▶ [THE TASK] Look through the lines below and extract any with the word "ffffff".

▶ [DATA SUPPLIED]
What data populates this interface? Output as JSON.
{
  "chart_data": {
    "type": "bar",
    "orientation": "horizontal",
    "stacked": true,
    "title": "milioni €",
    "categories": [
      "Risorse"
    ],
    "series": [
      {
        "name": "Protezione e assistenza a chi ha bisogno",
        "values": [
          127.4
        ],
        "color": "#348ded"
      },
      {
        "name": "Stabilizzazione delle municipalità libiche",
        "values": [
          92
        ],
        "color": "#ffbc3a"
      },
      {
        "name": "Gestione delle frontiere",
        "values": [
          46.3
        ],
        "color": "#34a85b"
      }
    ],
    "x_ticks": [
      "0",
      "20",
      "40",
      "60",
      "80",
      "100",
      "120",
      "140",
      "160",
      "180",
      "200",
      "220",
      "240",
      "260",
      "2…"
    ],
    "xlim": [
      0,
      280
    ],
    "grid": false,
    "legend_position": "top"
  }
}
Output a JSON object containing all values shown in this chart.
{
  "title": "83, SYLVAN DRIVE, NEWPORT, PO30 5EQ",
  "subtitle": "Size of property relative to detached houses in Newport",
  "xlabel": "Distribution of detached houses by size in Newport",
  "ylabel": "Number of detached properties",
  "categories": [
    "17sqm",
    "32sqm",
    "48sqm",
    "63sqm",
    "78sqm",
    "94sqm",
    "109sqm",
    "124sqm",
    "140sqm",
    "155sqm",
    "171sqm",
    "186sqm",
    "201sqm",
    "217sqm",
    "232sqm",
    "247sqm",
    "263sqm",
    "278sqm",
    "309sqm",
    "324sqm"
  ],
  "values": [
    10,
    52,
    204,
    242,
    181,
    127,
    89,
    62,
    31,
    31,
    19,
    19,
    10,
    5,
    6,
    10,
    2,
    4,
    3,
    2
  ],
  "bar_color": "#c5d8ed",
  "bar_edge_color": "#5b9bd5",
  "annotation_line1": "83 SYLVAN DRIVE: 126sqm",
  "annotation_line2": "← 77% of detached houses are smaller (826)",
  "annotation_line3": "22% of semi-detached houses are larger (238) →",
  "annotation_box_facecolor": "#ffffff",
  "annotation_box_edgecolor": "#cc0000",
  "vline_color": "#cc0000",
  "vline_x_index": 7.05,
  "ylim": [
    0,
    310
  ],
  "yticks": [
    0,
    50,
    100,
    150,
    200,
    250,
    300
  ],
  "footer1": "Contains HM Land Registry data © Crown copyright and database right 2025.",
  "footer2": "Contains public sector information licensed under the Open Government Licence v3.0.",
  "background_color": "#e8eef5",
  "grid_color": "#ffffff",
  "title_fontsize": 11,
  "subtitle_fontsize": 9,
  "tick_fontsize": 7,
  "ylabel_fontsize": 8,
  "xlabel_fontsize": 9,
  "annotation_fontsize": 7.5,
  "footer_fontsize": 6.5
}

▶ [THE ANSWER]
  "annotation_box_facecolor": "#ffffff",
  "grid_color": "#ffffff",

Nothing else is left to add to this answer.